* Begin *

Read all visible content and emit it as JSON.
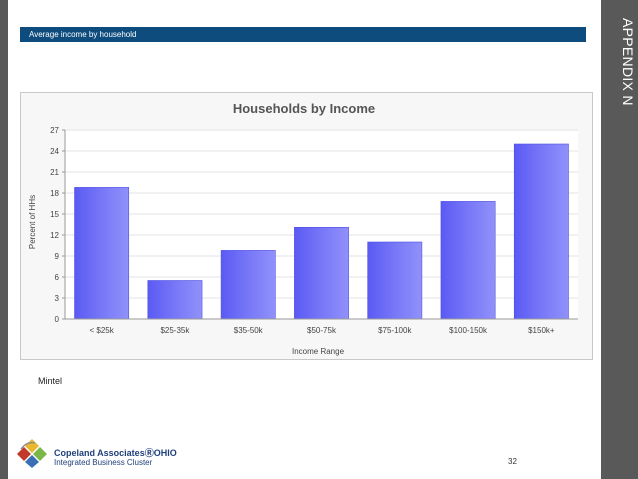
{
  "header": {
    "title": "Average income by household"
  },
  "side_label": "APPENDIX N",
  "source_label": "Mintel",
  "footer": {
    "logo_line1": "Copeland AssociatesⓇOHIO",
    "logo_line2": "Integrated Business Cluster",
    "page_number": "32"
  },
  "colors": {
    "header_bar": "#0d4c7d",
    "side_bars": "#595959",
    "bar_fill": "#6f6ff7"
  },
  "chart_data": {
    "type": "bar",
    "title": "Households by Income",
    "xlabel": "Income Range",
    "ylabel": "Percent of HHs",
    "categories": [
      "< $25k",
      "$25-35k",
      "$35-50k",
      "$50-75k",
      "$75-100k",
      "$100-150k",
      "$150k+"
    ],
    "values": [
      18.8,
      5.5,
      9.8,
      13.1,
      11.0,
      16.8,
      25.0
    ],
    "ylim": [
      0,
      27
    ],
    "yticks": [
      0,
      3,
      6,
      9,
      12,
      15,
      18,
      21,
      24,
      27
    ],
    "grid": true
  }
}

* End *

-- The problem --
All of the entries above should be copied exactly, except for the pictures.

-- Problem solution --
Read all visible content and emit it as JSON.
{
  "header": {
    "title": "Average income by household"
  },
  "side_label": "APPENDIX N",
  "source_label": "Mintel",
  "footer": {
    "logo_line1": "Copeland AssociatesⓇOHIO",
    "logo_line2": "Integrated Business Cluster",
    "page_number": "32"
  },
  "colors": {
    "header_bar": "#0d4c7d",
    "side_bars": "#595959",
    "bar_fill": "#6f6ff7"
  },
  "chart_data": {
    "type": "bar",
    "title": "Households by Income",
    "xlabel": "Income Range",
    "ylabel": "Percent of HHs",
    "categories": [
      "< $25k",
      "$25-35k",
      "$35-50k",
      "$50-75k",
      "$75-100k",
      "$100-150k",
      "$150k+"
    ],
    "values": [
      18.8,
      5.5,
      9.8,
      13.1,
      11.0,
      16.8,
      25.0
    ],
    "ylim": [
      0,
      27
    ],
    "yticks": [
      0,
      3,
      6,
      9,
      12,
      15,
      18,
      21,
      24,
      27
    ],
    "grid": true
  }
}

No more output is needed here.